→ **GOAL**:
Go through the entries below and print each one exactly, leaving out pictures.

→ **EXTRACTED RECORDS**:
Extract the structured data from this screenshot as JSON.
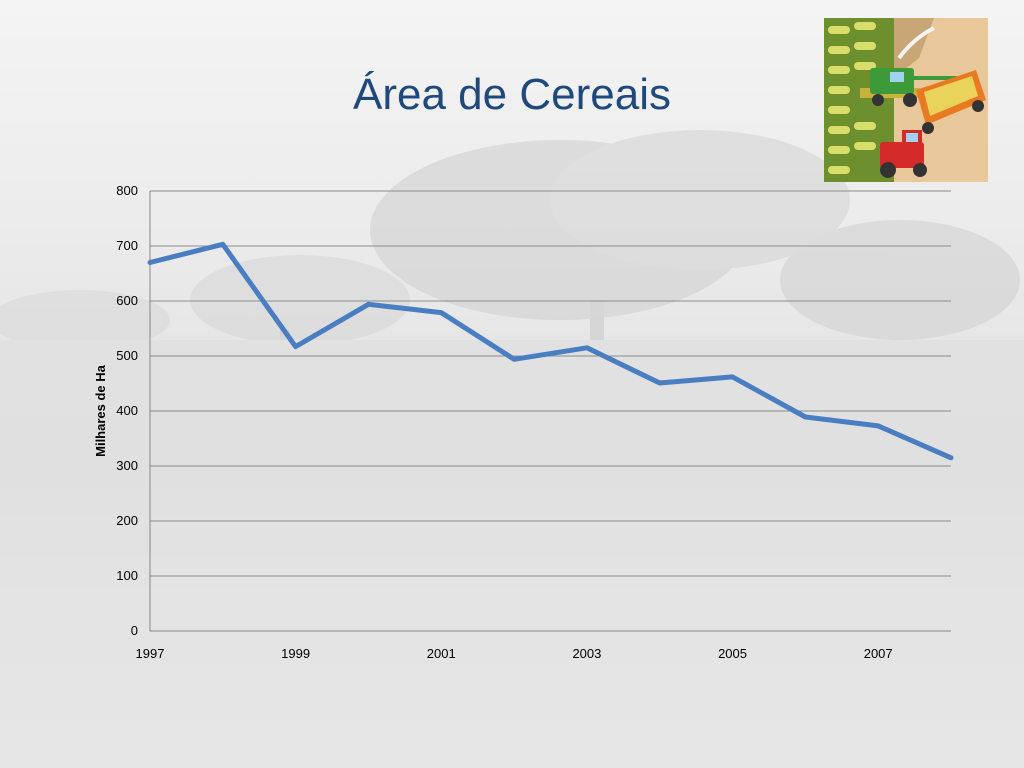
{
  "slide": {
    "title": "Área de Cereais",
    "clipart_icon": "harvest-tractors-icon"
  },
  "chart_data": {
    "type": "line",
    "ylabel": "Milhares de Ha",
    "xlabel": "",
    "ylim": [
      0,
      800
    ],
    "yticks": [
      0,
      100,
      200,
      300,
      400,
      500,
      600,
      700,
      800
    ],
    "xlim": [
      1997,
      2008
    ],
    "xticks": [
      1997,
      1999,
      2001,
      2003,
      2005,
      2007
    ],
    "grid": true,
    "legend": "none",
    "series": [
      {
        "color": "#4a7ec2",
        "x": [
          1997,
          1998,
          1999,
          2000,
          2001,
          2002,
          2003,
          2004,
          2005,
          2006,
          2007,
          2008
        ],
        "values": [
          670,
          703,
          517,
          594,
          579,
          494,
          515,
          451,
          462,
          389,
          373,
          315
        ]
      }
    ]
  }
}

→ **TASK RESPONSE**:
Extract the structured data from this screenshot as JSON.
{
  "slide": {
    "title": "Área de Cereais",
    "clipart_icon": "harvest-tractors-icon"
  },
  "chart_data": {
    "type": "line",
    "ylabel": "Milhares de Ha",
    "xlabel": "",
    "ylim": [
      0,
      800
    ],
    "yticks": [
      0,
      100,
      200,
      300,
      400,
      500,
      600,
      700,
      800
    ],
    "xlim": [
      1997,
      2008
    ],
    "xticks": [
      1997,
      1999,
      2001,
      2003,
      2005,
      2007
    ],
    "grid": true,
    "legend": "none",
    "series": [
      {
        "color": "#4a7ec2",
        "x": [
          1997,
          1998,
          1999,
          2000,
          2001,
          2002,
          2003,
          2004,
          2005,
          2006,
          2007,
          2008
        ],
        "values": [
          670,
          703,
          517,
          594,
          579,
          494,
          515,
          451,
          462,
          389,
          373,
          315
        ]
      }
    ]
  }
}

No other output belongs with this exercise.